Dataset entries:

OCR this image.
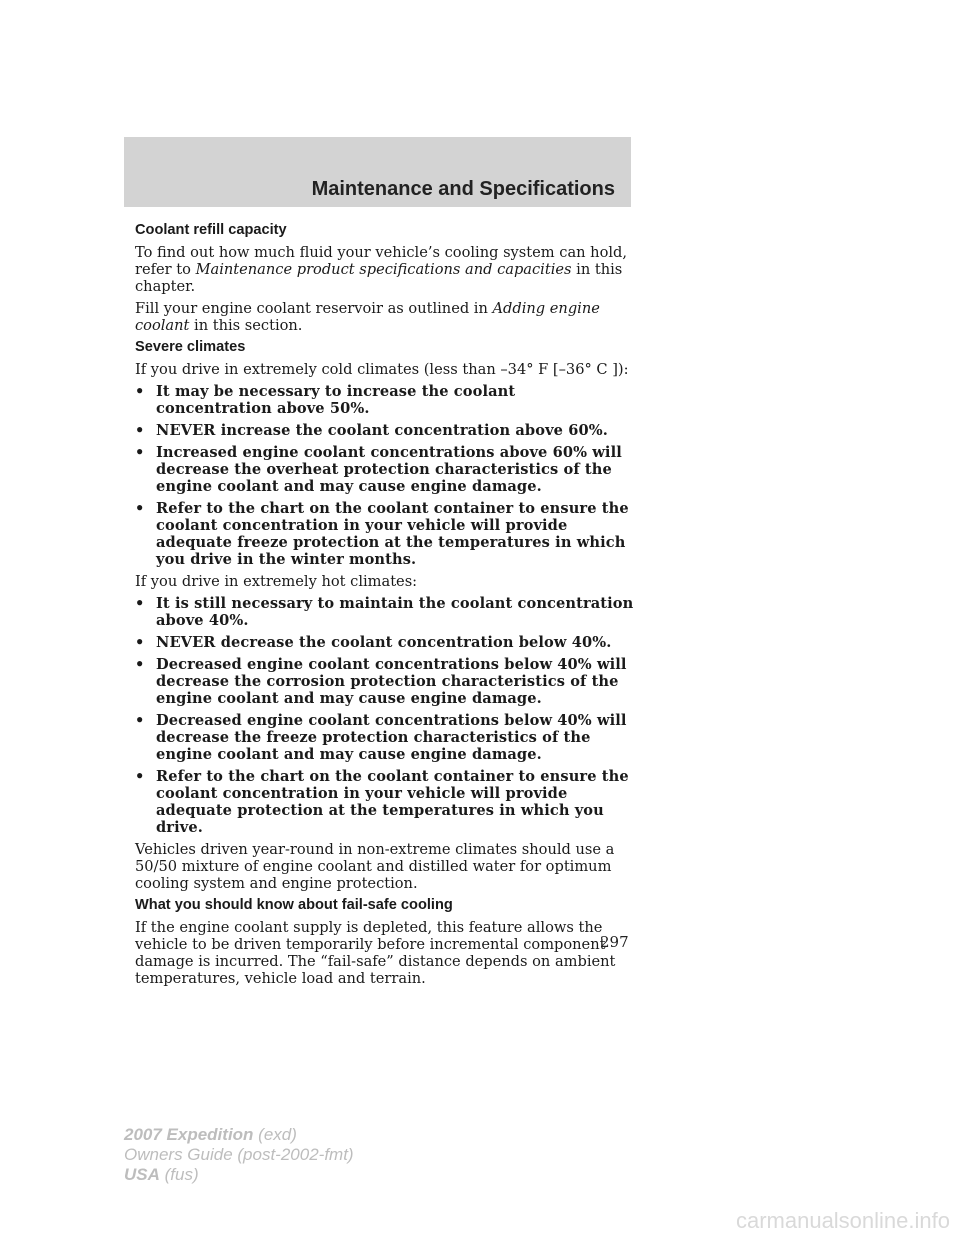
Maintenance and Specifications
Coolant refill capacity
To find out how much fluid your vehicle’s cooling system can hold, refer to Maintenance product specifications and capacities in this chapter.
Fill your engine coolant reservoir as outlined in Adding engine coolant in this section.
Severe climates
If you drive in extremely cold climates (less than –34° F [–36° C ]):
• It may be necessary to increase the coolant concentration above 50%.
• NEVER increase the coolant concentration above 60%.
• Increased engine coolant concentrations above 60% will decrease the overheat protection characteristics of the engine coolant and may cause engine damage.
• Refer to the chart on the coolant container to ensure the coolant concentration in your vehicle will provide adequate freeze protection at the temperatures in which you drive in the winter months.
If you drive in extremely hot climates:
• It is still necessary to maintain the coolant concentration above 40%.
• NEVER decrease the coolant concentration below 40%.
• Decreased engine coolant concentrations below 40% will decrease the corrosion protection characteristics of the engine coolant and may cause engine damage.
• Decreased engine coolant concentrations below 40% will decrease the freeze protection characteristics of the engine coolant and may cause engine damage.
• Refer to the chart on the coolant container to ensure the coolant concentration in your vehicle will provide adequate protection at the temperatures in which you drive.
Vehicles driven year-round in non-extreme climates should use a 50/50 mixture of engine coolant and distilled water for optimum cooling system and engine protection.
What you should know about fail-safe cooling
If the engine coolant supply is depleted, this feature allows the vehicle to be driven temporarily before incremental component damage is incurred. The “fail-safe” distance depends on ambient temperatures, vehicle load and terrain.
297
2007 Expedition (exd)
Owners Guide (post-2002-fmt)
USA (fus)
carmanualsonline.info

What you will do
From the entries above, select each line containing the string "necessary".

Written solution
• It may be necessary to increase the coolant concentration above 50%.
• It is still necessary to maintain the coolant concentration above 40%.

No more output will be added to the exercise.